▶ REQUIREMENT:
Search the data for the string "source" and gather each line it is in.

>> START DATASET EXCERPTS

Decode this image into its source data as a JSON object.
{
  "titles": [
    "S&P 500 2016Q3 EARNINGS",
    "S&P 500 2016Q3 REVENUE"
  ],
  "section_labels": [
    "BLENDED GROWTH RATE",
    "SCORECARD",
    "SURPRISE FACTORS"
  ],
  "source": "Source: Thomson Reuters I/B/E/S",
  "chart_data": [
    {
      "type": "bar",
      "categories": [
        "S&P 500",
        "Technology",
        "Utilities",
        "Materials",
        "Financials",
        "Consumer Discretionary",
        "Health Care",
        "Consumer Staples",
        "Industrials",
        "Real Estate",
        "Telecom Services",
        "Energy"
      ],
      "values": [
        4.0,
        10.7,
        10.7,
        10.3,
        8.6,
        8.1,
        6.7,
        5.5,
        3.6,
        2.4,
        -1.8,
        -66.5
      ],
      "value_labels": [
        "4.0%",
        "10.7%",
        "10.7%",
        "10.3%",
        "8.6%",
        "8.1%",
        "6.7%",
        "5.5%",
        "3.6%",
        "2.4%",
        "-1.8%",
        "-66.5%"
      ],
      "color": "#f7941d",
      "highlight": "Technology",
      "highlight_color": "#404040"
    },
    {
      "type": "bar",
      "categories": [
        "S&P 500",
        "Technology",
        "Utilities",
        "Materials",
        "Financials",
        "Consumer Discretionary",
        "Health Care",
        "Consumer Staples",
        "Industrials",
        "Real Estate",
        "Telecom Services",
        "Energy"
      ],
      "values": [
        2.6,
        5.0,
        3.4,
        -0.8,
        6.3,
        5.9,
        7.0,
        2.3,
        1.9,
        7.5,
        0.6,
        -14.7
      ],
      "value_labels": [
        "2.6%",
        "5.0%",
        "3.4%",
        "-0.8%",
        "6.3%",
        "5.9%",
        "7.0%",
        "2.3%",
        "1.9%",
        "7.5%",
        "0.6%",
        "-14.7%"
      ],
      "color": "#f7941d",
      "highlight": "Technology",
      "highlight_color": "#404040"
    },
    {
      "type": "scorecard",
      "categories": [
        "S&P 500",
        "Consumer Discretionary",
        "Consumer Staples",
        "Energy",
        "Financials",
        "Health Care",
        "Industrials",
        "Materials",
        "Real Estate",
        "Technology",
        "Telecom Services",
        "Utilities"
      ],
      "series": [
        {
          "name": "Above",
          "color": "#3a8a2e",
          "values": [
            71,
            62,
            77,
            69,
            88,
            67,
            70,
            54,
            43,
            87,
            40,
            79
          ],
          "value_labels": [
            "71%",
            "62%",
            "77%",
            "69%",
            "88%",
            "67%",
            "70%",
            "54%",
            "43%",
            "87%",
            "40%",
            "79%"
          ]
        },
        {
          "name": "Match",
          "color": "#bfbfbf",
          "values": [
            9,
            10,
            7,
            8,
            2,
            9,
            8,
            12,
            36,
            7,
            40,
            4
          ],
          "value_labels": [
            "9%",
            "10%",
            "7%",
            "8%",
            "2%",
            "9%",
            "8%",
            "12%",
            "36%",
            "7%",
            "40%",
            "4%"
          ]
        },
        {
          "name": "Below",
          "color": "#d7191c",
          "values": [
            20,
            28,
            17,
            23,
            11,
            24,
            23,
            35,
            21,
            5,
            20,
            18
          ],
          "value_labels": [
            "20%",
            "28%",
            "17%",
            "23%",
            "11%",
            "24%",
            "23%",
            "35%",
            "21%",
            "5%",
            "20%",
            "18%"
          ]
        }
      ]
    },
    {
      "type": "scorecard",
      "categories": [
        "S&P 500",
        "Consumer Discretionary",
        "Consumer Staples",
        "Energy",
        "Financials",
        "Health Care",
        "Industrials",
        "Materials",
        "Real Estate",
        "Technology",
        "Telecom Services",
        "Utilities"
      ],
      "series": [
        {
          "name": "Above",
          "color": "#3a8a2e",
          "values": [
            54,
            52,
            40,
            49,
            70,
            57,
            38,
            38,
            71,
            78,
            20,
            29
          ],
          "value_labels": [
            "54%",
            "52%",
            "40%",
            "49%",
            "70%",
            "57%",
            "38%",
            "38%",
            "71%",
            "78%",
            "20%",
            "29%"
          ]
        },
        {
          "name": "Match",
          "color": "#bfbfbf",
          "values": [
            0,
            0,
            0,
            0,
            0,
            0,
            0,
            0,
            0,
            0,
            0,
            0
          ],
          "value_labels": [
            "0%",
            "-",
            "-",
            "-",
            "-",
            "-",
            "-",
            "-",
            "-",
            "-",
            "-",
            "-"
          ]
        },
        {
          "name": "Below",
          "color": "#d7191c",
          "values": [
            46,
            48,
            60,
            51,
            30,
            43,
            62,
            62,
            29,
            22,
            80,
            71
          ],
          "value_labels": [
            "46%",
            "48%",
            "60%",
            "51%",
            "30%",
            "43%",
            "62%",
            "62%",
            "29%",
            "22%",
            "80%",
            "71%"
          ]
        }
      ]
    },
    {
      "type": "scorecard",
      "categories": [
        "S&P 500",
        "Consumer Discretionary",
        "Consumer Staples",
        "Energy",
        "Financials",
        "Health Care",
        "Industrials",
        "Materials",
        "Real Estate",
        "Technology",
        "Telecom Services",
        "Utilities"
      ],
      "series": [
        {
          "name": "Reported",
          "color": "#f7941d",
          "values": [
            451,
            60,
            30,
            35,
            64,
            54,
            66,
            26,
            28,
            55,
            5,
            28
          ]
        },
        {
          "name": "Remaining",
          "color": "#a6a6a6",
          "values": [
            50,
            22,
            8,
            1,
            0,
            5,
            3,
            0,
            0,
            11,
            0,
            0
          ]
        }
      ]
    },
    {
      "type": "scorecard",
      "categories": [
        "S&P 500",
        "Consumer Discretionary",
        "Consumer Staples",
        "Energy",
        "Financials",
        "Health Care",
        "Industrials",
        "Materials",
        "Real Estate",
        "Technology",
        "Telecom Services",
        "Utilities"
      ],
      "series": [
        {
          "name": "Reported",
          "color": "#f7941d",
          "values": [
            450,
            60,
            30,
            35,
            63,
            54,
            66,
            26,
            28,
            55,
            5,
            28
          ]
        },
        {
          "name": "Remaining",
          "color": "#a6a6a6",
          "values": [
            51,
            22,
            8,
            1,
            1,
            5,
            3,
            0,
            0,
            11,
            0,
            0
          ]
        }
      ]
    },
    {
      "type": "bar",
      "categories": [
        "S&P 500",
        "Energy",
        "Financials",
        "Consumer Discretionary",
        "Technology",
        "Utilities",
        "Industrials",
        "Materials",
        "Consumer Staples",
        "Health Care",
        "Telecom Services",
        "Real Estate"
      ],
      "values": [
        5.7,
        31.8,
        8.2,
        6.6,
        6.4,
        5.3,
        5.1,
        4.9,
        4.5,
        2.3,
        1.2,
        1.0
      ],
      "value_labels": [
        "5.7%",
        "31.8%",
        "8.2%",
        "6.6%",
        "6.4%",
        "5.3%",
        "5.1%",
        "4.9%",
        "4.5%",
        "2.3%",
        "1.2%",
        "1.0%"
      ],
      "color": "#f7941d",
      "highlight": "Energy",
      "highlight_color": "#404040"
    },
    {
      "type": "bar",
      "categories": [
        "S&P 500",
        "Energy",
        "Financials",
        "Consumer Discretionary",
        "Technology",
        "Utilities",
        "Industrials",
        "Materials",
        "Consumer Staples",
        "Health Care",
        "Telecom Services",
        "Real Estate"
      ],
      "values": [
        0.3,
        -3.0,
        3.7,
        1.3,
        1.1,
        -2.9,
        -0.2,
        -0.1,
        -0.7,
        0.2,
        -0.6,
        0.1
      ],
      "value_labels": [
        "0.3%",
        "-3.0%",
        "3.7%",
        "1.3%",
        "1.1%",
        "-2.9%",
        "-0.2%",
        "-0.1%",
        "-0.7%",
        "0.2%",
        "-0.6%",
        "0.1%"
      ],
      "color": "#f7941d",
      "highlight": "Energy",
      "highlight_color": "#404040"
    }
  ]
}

>> END DATASET EXCERPTS

▶ COMPLETED EXERCISE:
Decode this image into its source data as a JSON object.
  "source": "Source: Thomson Reuters I/B/E/S",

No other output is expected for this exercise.